### Exercise prompt
State how many lines contain "para", and write nothing except that count.

### Dataset records
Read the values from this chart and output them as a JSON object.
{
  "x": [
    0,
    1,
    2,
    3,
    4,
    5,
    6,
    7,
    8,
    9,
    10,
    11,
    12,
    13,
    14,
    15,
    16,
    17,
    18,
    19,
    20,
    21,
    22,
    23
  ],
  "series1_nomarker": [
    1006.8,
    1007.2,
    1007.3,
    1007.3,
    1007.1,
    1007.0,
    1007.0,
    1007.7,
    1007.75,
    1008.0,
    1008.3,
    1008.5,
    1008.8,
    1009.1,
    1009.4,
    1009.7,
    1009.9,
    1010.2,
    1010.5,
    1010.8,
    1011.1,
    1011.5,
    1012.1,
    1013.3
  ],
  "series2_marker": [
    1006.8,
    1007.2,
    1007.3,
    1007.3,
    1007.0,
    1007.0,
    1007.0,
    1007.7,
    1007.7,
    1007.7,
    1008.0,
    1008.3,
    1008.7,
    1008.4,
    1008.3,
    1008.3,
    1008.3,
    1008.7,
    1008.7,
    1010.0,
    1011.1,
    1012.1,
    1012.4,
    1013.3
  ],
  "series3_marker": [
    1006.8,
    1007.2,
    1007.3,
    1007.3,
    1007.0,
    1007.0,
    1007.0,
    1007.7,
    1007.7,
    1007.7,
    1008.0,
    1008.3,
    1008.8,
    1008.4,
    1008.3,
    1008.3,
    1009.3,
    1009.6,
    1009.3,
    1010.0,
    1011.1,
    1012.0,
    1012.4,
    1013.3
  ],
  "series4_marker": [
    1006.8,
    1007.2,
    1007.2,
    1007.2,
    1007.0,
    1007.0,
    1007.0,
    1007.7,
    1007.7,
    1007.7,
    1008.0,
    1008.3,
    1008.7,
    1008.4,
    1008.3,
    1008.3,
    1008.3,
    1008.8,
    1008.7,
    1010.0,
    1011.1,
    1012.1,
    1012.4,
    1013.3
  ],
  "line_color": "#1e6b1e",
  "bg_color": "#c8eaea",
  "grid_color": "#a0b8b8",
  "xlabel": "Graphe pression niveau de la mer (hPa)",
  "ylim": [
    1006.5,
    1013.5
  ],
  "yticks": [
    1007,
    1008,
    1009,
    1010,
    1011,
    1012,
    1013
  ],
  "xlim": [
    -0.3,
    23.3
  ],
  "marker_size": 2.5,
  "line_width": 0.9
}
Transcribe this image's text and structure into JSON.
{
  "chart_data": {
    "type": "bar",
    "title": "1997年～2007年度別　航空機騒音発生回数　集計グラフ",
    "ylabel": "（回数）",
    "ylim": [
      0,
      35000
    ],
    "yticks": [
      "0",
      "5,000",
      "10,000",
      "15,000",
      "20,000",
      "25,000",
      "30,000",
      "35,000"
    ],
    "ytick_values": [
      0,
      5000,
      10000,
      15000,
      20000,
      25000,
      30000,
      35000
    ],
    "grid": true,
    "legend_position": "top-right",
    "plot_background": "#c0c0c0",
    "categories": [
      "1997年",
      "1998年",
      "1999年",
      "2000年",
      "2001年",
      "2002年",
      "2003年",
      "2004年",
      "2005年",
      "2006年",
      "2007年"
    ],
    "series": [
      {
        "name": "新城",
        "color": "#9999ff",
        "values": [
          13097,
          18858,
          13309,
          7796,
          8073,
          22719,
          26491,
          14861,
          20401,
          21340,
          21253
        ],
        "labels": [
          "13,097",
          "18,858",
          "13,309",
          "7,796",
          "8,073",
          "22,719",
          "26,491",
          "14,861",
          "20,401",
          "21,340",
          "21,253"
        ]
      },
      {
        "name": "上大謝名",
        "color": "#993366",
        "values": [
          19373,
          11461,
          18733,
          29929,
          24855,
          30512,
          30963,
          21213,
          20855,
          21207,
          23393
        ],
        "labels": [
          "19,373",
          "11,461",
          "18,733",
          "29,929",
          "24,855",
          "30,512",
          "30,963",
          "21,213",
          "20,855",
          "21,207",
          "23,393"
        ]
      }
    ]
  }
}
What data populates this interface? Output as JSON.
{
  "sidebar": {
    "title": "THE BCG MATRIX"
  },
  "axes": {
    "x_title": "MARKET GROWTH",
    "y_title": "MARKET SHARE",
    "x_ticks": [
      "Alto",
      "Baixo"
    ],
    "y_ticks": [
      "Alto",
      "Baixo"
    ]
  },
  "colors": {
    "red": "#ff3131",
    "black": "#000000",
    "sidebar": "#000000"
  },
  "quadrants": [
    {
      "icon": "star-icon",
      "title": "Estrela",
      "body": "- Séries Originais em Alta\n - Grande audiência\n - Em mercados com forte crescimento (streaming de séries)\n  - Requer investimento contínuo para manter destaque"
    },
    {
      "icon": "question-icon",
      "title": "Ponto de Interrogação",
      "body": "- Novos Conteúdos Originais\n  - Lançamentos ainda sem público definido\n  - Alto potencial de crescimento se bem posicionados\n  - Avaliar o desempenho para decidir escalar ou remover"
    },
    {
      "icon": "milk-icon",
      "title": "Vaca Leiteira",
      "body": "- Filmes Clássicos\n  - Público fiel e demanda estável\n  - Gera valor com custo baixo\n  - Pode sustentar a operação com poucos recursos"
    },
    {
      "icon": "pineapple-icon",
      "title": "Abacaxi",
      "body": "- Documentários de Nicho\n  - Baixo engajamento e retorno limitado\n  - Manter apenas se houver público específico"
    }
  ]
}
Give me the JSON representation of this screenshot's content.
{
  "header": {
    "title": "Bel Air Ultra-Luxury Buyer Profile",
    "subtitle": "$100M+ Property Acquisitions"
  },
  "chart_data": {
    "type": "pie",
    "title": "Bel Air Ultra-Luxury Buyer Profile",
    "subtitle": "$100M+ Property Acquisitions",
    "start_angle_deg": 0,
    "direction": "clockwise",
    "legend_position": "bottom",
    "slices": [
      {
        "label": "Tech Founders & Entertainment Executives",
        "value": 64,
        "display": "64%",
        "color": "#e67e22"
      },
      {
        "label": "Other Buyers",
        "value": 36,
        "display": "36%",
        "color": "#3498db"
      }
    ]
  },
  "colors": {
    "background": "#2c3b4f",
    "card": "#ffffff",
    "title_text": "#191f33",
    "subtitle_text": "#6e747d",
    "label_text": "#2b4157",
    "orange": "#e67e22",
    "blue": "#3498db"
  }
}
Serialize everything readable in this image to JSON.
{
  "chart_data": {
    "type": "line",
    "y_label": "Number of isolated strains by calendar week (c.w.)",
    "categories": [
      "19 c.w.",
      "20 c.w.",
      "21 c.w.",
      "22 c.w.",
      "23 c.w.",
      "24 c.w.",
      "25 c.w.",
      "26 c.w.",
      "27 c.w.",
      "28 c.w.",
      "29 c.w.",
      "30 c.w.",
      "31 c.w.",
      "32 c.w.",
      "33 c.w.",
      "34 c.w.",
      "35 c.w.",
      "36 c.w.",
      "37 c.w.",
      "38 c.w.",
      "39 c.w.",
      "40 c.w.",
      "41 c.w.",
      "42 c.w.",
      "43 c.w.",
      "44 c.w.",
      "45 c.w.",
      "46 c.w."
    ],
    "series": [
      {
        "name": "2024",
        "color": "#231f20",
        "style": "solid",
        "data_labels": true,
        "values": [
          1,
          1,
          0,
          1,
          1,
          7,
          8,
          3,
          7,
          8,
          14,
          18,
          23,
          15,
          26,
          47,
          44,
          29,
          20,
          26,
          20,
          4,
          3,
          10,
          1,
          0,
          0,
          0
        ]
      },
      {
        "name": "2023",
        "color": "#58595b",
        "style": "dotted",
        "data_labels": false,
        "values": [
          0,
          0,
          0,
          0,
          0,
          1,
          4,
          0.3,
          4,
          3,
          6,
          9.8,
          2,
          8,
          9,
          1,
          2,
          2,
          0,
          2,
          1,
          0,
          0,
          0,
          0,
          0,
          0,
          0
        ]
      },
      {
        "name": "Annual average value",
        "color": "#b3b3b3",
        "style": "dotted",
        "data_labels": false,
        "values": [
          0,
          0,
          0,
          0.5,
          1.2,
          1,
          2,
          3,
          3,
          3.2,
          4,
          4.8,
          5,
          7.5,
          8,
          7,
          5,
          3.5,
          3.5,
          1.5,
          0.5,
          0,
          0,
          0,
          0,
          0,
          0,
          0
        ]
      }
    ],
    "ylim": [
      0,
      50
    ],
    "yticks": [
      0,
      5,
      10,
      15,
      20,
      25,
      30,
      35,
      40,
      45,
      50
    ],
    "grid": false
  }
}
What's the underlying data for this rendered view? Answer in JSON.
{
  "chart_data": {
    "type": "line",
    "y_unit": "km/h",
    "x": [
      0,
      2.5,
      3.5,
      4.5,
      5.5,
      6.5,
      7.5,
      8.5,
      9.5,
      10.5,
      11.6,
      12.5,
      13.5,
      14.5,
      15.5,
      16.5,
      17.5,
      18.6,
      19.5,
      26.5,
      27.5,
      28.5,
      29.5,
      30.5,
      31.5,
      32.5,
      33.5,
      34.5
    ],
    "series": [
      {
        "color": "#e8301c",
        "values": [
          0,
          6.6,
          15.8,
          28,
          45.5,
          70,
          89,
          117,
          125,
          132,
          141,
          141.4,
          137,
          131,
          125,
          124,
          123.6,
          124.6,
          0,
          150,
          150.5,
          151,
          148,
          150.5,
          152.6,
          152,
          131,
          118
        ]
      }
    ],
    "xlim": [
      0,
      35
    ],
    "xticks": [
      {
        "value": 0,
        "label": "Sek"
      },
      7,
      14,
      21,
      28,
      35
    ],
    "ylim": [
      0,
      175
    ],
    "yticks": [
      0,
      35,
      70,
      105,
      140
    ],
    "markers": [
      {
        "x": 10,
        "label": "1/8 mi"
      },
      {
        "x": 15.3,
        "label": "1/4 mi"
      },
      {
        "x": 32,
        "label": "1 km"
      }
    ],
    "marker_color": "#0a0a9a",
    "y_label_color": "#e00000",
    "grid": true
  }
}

### Full response
2